### [OBJECTIVE]
Retype all of the data. Every line must match exactly.
.....
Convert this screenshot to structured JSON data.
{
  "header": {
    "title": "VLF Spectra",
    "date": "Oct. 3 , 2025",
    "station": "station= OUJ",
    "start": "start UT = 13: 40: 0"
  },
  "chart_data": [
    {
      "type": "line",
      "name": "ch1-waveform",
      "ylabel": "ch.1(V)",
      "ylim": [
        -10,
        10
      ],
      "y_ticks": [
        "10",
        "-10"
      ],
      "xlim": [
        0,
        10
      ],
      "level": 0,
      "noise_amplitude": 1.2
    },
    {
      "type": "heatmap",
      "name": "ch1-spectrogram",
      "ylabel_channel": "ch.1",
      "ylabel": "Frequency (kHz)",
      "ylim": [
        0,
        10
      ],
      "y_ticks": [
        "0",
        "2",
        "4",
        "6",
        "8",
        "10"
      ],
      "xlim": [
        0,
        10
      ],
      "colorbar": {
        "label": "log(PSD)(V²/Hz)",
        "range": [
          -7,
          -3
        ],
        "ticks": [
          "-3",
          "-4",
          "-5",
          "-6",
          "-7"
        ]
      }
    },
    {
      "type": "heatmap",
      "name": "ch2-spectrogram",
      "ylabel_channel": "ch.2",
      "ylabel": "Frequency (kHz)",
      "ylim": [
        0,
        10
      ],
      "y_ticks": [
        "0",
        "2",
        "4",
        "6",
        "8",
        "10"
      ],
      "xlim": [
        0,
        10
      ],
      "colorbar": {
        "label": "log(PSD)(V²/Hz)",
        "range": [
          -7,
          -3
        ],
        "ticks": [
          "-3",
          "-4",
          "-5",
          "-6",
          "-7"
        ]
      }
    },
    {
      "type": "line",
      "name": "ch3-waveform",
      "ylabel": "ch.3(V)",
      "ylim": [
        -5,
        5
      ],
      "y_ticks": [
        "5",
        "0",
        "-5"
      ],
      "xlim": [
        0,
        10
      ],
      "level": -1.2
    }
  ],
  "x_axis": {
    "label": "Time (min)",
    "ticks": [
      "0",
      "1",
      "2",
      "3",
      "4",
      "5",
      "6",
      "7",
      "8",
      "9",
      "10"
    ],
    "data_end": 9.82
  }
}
.....
### [WRITTEN REPLY]
Convert this screenshot to structured JSON data.
{
  "header": {
    "title": "VLF Spectra",
    "date": "Oct. 3 , 2025",
    "station": "station= OUJ",
    "start": "start UT = 13: 40: 0"
  },
  "chart_data": [
    {
      "type": "line",
      "name": "ch1-waveform",
      "ylabel": "ch.1(V)",
      "ylim": [
        -10,
        10
      ],
      "y_ticks": [
        "10",
        "-10"
      ],
      "xlim": [
        0,
        10
      ],
      "level": 0,
      "noise_amplitude": 1.2
    },
    {
      "type": "heatmap",
      "name": "ch1-spectrogram",
      "ylabel_channel": "ch.1",
      "ylabel": "Frequency (kHz)",
      "ylim": [
        0,
        10
      ],
      "y_ticks": [
        "0",
        "2",
        "4",
        "6",
        "8",
        "10"
      ],
      "xlim": [
        0,
        10
      ],
      "colorbar": {
        "label": "log(PSD)(V²/Hz)",
        "range": [
          -7,
          -3
        ],
        "ticks": [
          "-3",
          "-4",
          "-5",
          "-6",
          "-7"
        ]
      }
    },
    {
      "type": "heatmap",
      "name": "ch2-spectrogram",
      "ylabel_channel": "ch.2",
      "ylabel": "Frequency (kHz)",
      "ylim": [
        0,
        10
      ],
      "y_ticks": [
        "0",
        "2",
        "4",
        "6",
        "8",
        "10"
      ],
      "xlim": [
        0,
        10
      ],
      "colorbar": {
        "label": "log(PSD)(V²/Hz)",
        "range": [
          -7,
          -3
        ],
        "ticks": [
          "-3",
          "-4",
          "-5",
          "-6",
          "-7"
        ]
      }
    },
    {
      "type": "line",
      "name": "ch3-waveform",
      "ylabel": "ch.3(V)",
      "ylim": [
        -5,
        5
      ],
      "y_ticks": [
        "5",
        "0",
        "-5"
      ],
      "xlim": [
        0,
        10
      ],
      "level": -1.2
    }
  ],
  "x_axis": {
    "label": "Time (min)",
    "ticks": [
      "0",
      "1",
      "2",
      "3",
      "4",
      "5",
      "6",
      "7",
      "8",
      "9",
      "10"
    ],
    "data_end": 9.82
  }
}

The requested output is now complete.